WRITTEN TASK
Beneath this sentence is a set of records; write each of them out exactly.

EXCERPTED RECORDS
= = = = = = =

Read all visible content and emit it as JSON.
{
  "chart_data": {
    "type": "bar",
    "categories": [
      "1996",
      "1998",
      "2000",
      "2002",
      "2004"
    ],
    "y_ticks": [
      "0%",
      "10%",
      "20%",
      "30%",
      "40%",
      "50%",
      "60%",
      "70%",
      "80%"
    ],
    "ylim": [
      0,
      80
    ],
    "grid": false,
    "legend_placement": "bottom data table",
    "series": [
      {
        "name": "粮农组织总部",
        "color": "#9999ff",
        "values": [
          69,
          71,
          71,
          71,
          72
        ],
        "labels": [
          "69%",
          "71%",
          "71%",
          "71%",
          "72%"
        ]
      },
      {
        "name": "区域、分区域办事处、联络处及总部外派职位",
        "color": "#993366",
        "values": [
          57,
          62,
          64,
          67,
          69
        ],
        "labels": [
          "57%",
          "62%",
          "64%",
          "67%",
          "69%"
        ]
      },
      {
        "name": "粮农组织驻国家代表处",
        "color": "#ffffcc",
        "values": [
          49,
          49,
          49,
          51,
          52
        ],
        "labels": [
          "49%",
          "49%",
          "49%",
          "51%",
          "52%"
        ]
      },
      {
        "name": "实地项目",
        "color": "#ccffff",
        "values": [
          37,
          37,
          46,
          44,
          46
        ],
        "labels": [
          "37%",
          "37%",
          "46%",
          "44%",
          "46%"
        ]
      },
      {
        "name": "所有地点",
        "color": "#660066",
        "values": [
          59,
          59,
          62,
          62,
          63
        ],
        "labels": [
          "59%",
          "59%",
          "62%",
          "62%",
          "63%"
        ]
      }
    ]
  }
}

= = = = = = =

SOLUTION
Read all visible content and emit it as JSON.
{
  "chart_data": {
    "type": "bar",
    "categories": [
      "1996",
      "1998",
      "2000",
      "2002",
      "2004"
    ],
    "y_ticks": [
      "0%",
      "10%",
      "20%",
      "30%",
      "40%",
      "50%",
      "60%",
      "70%",
      "80%"
    ],
    "ylim": [
      0,
      80
    ],
    "grid": false,
    "legend_placement": "bottom data table",
    "series": [
      {
        "name": "粮农组织总部",
        "color": "#9999ff",
        "values": [
          69,
          71,
          71,
          71,
          72
        ],
        "labels": [
          "69%",
          "71%",
          "71%",
          "71%",
          "72%"
        ]
      },
      {
        "name": "区域、分区域办事处、联络处及总部外派职位",
        "color": "#993366",
        "values": [
          57,
          62,
          64,
          67,
          69
        ],
        "labels": [
          "57%",
          "62%",
          "64%",
          "67%",
          "69%"
        ]
      },
      {
        "name": "粮农组织驻国家代表处",
        "color": "#ffffcc",
        "values": [
          49,
          49,
          49,
          51,
          52
        ],
        "labels": [
          "49%",
          "49%",
          "49%",
          "51%",
          "52%"
        ]
      },
      {
        "name": "实地项目",
        "color": "#ccffff",
        "values": [
          37,
          37,
          46,
          44,
          46
        ],
        "labels": [
          "37%",
          "37%",
          "46%",
          "44%",
          "46%"
        ]
      },
      {
        "name": "所有地点",
        "color": "#660066",
        "values": [
          59,
          59,
          62,
          62,
          63
        ],
        "labels": [
          "59%",
          "59%",
          "62%",
          "62%",
          "63%"
        ]
      }
    ]
  }
}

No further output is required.